[Items from a data source]
+ + + +
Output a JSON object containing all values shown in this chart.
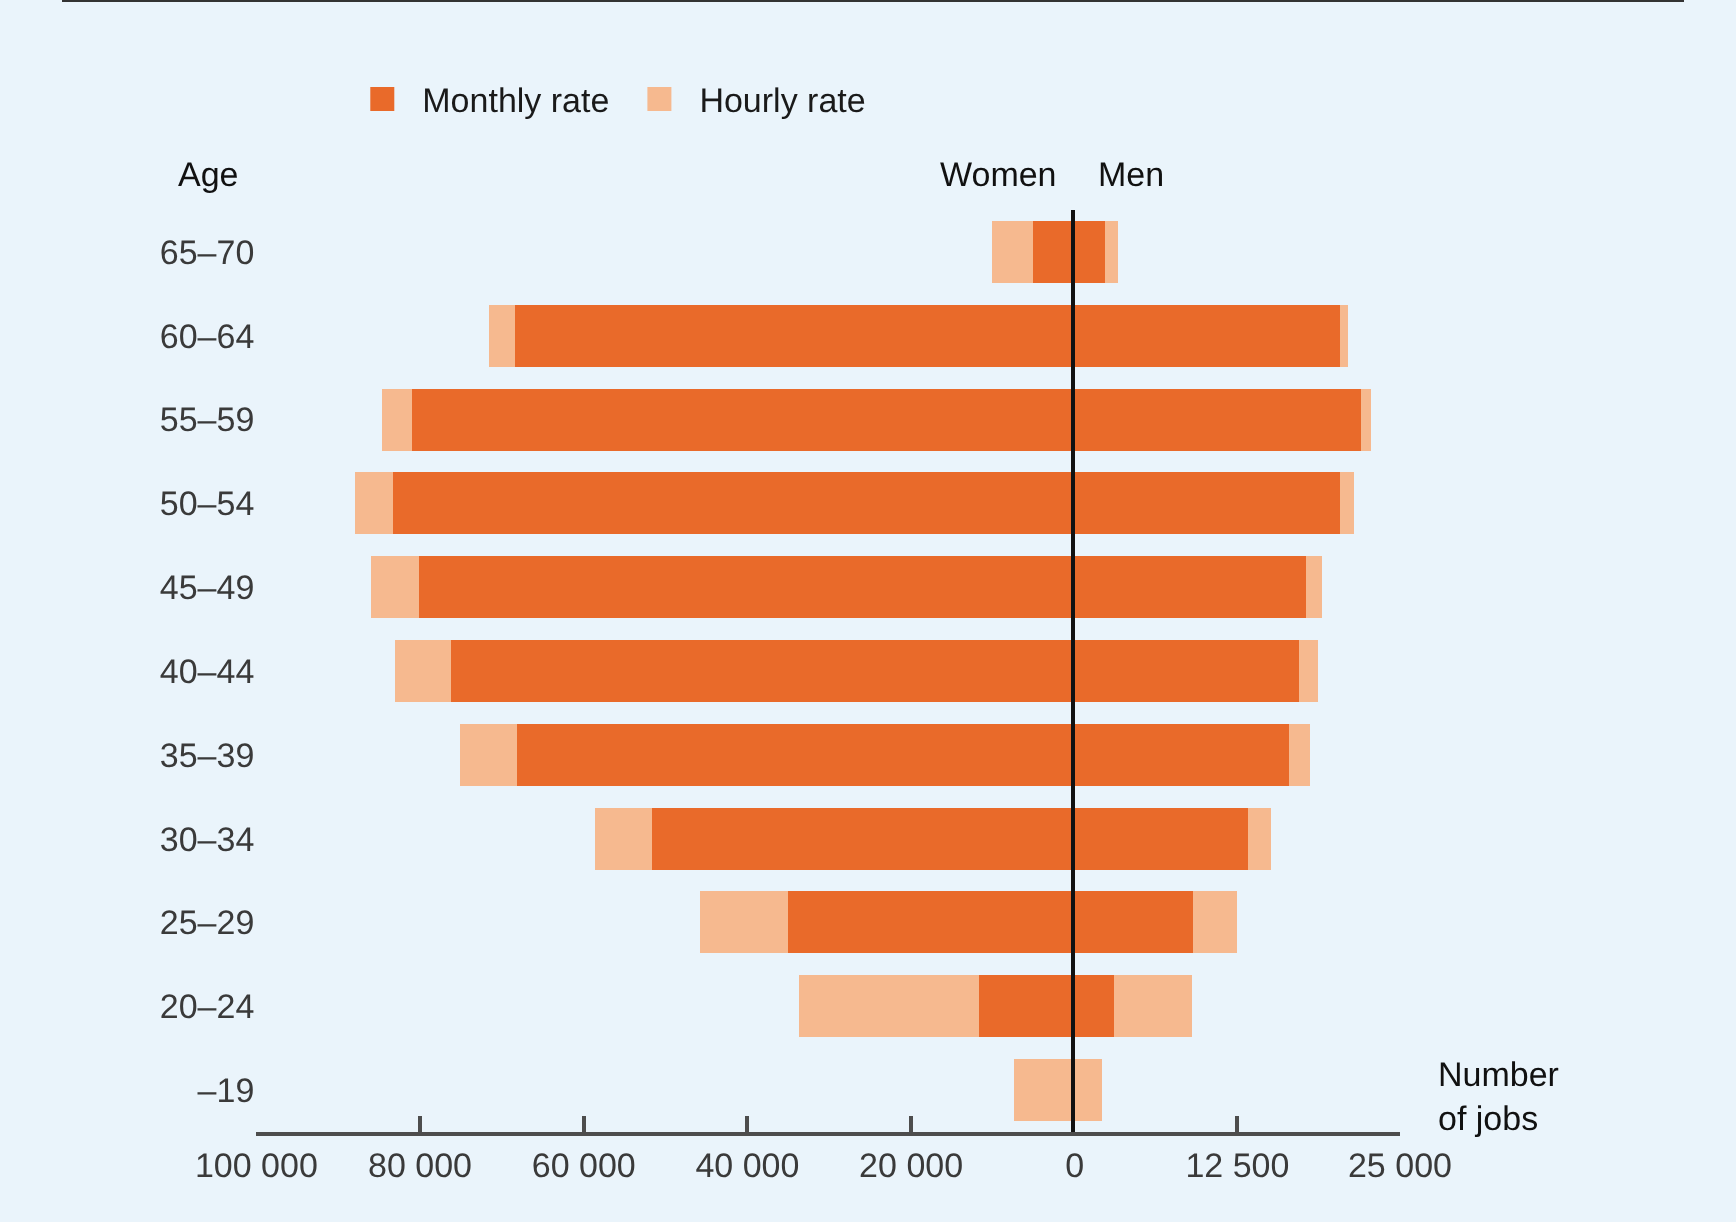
{
  "chart_data": [
    {
      "type": "bar",
      "orientation": "horizontal",
      "stacked": true,
      "title": "Women",
      "ylabel": "Age",
      "legend": "top left",
      "categories": [
        "65–70",
        "60–64",
        "55–59",
        "50–54",
        "45–49",
        "40–44",
        "35–39",
        "30–34",
        "25–29",
        "20–24",
        "–19"
      ],
      "series": [
        {
          "name": "Monthly rate",
          "color": "#e96a2a",
          "values": [
            5100,
            68400,
            81000,
            83300,
            80100,
            76200,
            68200,
            51700,
            35100,
            11700,
            0
          ]
        },
        {
          "name": "Hourly rate",
          "color": "#f6b98f",
          "values": [
            5000,
            3200,
            3700,
            4600,
            5900,
            6900,
            6900,
            6900,
            10700,
            22000,
            7400
          ]
        }
      ],
      "xlim": [
        100000,
        0
      ],
      "xticks": [
        {
          "value": 100000,
          "label": "100 000"
        },
        {
          "value": 80000,
          "label": "80 000"
        },
        {
          "value": 60000,
          "label": "60 000"
        },
        {
          "value": 40000,
          "label": "40 000"
        },
        {
          "value": 20000,
          "label": "20 000"
        },
        0
      ],
      "grid": false
    },
    {
      "type": "bar",
      "orientation": "horizontal",
      "stacked": true,
      "title": "Men",
      "xlabel": "Number\nof jobs",
      "tick_labels": "x",
      "categories": [
        null,
        null,
        null,
        null,
        null,
        null,
        null,
        null,
        null,
        null,
        null
      ],
      "series": [
        {
          "color": "#e96a2a",
          "values": [
            2300,
            20400,
            22000,
            20400,
            17800,
            17200,
            16500,
            13300,
            9100,
            3000,
            0
          ]
        },
        {
          "color": "#f6b98f",
          "values": [
            1000,
            600,
            800,
            1100,
            1200,
            1500,
            1600,
            1800,
            3400,
            6000,
            2100
          ]
        }
      ],
      "xlim": [
        0,
        25000
      ],
      "xticks": [
        {
          "value": 12500,
          "label": "12 500"
        },
        {
          "value": 25000,
          "label": "25 000"
        }
      ],
      "grid": false
    }
  ]
}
+ + + +
• Aim: Set down the material exactly, every line of it, except for the pictures.

• Answer in full:
Output a JSON object containing all values shown in this chart.
{
  "chart_data": [
    {
      "type": "bar",
      "orientation": "horizontal",
      "stacked": true,
      "title": "Women",
      "ylabel": "Age",
      "legend": "top left",
      "categories": [
        "65–70",
        "60–64",
        "55–59",
        "50–54",
        "45–49",
        "40–44",
        "35–39",
        "30–34",
        "25–29",
        "20–24",
        "–19"
      ],
      "series": [
        {
          "name": "Monthly rate",
          "color": "#e96a2a",
          "values": [
            5100,
            68400,
            81000,
            83300,
            80100,
            76200,
            68200,
            51700,
            35100,
            11700,
            0
          ]
        },
        {
          "name": "Hourly rate",
          "color": "#f6b98f",
          "values": [
            5000,
            3200,
            3700,
            4600,
            5900,
            6900,
            6900,
            6900,
            10700,
            22000,
            7400
          ]
        }
      ],
      "xlim": [
        100000,
        0
      ],
      "xticks": [
        {
          "value": 100000,
          "label": "100 000"
        },
        {
          "value": 80000,
          "label": "80 000"
        },
        {
          "value": 60000,
          "label": "60 000"
        },
        {
          "value": 40000,
          "label": "40 000"
        },
        {
          "value": 20000,
          "label": "20 000"
        },
        0
      ],
      "grid": false
    },
    {
      "type": "bar",
      "orientation": "horizontal",
      "stacked": true,
      "title": "Men",
      "xlabel": "Number\nof jobs",
      "tick_labels": "x",
      "categories": [
        null,
        null,
        null,
        null,
        null,
        null,
        null,
        null,
        null,
        null,
        null
      ],
      "series": [
        {
          "color": "#e96a2a",
          "values": [
            2300,
            20400,
            22000,
            20400,
            17800,
            17200,
            16500,
            13300,
            9100,
            3000,
            0
          ]
        },
        {
          "color": "#f6b98f",
          "values": [
            1000,
            600,
            800,
            1100,
            1200,
            1500,
            1600,
            1800,
            3400,
            6000,
            2100
          ]
        }
      ],
      "xlim": [
        0,
        25000
      ],
      "xticks": [
        {
          "value": 12500,
          "label": "12 500"
        },
        {
          "value": 25000,
          "label": "25 000"
        }
      ],
      "grid": false
    }
  ]
}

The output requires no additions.